Written task
Copy out each line of the material below that holds the string "profile".

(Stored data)
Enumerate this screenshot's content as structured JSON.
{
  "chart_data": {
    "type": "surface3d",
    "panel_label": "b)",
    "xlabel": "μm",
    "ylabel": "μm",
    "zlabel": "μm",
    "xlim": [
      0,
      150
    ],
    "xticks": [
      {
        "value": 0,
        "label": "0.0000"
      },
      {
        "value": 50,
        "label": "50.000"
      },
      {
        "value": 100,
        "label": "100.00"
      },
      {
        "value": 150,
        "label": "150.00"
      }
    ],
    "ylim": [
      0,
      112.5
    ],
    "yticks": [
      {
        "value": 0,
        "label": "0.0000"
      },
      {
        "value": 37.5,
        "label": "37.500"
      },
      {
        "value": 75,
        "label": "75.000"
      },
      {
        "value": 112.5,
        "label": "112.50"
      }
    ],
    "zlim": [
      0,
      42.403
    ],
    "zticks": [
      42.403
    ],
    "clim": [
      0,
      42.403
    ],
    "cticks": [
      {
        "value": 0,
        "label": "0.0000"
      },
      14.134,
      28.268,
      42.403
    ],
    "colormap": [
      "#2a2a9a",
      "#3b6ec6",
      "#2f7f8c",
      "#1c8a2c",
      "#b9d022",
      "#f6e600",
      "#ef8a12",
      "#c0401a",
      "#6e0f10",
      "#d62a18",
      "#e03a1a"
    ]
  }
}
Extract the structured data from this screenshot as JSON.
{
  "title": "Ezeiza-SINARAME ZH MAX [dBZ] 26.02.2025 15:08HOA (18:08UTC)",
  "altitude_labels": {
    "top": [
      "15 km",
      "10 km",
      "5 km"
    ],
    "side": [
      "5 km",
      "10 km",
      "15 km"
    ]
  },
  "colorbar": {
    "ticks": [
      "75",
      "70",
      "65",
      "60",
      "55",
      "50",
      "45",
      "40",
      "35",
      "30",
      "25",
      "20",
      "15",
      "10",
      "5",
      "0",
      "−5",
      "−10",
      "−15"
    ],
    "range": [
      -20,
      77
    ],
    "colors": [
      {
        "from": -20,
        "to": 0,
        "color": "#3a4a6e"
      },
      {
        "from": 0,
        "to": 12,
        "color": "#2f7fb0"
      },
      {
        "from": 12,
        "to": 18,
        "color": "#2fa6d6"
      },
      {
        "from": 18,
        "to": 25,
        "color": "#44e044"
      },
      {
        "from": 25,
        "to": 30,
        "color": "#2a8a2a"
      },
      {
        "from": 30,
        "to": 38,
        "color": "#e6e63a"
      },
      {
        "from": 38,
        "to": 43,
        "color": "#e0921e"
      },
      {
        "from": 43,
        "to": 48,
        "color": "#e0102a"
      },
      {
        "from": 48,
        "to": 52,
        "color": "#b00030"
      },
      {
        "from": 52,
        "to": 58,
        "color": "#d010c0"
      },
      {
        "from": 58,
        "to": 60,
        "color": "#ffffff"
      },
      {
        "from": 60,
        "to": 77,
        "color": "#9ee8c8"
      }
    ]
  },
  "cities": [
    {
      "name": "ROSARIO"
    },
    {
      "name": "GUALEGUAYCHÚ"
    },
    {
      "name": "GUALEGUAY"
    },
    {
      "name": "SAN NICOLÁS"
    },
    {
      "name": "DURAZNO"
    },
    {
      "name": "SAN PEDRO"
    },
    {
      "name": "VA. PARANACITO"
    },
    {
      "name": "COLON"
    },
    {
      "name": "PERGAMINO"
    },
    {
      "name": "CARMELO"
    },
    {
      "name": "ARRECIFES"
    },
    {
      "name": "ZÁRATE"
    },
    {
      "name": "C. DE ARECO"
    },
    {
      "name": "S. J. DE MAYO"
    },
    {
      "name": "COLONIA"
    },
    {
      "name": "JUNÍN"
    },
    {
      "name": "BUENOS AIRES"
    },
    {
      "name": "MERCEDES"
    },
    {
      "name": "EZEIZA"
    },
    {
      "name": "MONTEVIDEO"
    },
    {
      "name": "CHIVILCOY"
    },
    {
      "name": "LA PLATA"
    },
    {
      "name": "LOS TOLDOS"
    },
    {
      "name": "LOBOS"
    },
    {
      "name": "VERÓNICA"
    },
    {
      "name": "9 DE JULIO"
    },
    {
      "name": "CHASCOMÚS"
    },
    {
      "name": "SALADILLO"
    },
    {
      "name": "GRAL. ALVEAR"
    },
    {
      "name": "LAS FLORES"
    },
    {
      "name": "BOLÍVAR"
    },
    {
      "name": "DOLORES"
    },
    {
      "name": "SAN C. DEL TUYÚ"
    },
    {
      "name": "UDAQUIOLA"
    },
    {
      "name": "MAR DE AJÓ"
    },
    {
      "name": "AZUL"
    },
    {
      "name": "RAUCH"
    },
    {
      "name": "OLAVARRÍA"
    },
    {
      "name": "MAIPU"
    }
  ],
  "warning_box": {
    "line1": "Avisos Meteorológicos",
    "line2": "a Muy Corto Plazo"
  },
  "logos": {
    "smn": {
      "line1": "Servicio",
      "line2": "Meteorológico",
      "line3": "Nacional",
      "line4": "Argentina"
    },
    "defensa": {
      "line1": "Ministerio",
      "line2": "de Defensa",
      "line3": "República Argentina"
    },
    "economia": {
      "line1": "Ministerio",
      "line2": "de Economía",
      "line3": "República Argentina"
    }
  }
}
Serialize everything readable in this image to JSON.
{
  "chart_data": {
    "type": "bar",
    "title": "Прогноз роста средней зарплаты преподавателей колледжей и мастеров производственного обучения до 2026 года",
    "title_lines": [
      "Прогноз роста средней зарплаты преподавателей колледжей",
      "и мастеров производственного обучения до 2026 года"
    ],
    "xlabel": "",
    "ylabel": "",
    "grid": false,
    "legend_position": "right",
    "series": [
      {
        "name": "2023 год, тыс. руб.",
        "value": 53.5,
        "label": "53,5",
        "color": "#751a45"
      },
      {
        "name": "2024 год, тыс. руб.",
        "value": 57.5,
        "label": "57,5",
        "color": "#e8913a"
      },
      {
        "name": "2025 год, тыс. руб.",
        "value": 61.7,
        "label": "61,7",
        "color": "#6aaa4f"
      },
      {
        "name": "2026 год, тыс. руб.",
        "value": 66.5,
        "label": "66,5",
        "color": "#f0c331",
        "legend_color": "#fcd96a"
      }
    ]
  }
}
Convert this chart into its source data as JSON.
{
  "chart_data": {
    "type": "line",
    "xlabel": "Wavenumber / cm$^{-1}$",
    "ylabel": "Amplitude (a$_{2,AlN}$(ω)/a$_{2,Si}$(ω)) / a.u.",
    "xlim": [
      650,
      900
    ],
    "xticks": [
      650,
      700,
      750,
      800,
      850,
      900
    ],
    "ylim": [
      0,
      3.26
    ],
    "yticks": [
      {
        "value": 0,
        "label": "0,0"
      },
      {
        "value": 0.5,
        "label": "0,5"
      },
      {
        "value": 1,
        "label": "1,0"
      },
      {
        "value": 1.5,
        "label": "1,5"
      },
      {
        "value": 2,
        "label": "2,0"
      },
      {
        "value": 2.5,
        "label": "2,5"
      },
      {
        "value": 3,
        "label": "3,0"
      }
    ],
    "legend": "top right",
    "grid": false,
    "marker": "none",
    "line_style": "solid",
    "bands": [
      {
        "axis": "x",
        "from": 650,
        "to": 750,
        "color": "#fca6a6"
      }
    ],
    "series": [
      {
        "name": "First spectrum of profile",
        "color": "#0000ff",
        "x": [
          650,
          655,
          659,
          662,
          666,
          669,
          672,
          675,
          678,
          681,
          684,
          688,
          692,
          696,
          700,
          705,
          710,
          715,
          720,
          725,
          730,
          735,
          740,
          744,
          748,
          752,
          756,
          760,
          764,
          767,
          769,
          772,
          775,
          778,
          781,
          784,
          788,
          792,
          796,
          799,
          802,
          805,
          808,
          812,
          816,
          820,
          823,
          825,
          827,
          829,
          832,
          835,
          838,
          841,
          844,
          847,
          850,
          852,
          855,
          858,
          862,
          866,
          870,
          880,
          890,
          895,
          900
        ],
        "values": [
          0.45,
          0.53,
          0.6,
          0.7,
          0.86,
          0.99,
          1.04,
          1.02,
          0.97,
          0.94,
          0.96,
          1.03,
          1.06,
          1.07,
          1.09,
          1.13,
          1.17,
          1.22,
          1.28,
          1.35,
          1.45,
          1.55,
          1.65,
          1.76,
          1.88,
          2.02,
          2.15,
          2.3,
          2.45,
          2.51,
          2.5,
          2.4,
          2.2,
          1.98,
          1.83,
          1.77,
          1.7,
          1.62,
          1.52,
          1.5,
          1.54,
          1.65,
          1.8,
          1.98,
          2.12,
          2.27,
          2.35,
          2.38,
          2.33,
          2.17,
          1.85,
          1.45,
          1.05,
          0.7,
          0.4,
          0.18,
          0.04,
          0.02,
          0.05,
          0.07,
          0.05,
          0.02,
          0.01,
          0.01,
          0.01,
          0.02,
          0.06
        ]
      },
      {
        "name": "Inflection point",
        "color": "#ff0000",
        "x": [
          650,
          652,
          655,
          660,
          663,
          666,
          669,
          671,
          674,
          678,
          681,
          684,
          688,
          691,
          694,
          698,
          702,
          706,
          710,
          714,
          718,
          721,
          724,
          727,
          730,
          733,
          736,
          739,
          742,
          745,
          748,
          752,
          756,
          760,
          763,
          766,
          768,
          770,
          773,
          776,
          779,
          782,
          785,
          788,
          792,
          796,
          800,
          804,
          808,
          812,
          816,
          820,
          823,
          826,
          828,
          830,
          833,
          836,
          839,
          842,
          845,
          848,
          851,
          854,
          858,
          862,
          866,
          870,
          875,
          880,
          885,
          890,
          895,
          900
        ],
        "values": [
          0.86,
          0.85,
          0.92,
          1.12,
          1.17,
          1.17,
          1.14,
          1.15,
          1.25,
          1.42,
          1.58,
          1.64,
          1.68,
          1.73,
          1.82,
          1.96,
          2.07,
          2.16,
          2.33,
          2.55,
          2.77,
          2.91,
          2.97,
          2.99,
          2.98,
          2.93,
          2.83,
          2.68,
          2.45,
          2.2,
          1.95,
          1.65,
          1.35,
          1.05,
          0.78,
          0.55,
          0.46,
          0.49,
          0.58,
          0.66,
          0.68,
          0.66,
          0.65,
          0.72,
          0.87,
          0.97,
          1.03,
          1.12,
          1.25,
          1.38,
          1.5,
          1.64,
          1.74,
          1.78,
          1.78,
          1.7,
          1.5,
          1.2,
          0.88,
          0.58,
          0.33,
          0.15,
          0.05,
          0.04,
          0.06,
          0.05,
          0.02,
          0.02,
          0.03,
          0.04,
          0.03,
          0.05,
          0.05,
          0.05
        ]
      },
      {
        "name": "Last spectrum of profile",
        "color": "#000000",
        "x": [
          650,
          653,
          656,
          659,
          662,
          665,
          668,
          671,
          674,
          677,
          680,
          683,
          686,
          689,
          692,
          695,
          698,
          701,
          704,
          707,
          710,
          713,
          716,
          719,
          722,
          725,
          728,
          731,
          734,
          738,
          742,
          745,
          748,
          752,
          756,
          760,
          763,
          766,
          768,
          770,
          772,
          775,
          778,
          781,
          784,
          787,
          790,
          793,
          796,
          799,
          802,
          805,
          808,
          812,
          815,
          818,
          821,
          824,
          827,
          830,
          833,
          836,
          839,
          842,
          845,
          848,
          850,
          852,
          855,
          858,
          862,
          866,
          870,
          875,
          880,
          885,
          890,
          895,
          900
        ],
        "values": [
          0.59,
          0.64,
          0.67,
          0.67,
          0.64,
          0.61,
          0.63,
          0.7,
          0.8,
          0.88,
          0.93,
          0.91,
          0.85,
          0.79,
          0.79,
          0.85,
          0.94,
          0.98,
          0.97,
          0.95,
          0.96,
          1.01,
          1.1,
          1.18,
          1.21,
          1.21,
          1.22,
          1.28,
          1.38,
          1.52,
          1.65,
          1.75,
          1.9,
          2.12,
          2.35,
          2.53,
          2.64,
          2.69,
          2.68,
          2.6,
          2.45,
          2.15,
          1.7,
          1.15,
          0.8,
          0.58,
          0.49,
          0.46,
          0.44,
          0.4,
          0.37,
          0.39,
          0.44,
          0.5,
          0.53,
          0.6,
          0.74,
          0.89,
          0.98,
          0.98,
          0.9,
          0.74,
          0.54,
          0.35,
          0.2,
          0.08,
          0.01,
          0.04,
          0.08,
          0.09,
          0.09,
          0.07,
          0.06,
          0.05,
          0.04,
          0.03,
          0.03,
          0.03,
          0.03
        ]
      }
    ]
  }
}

Task output
        "name": "First spectrum of profile",
        "name": "Last spectrum of profile",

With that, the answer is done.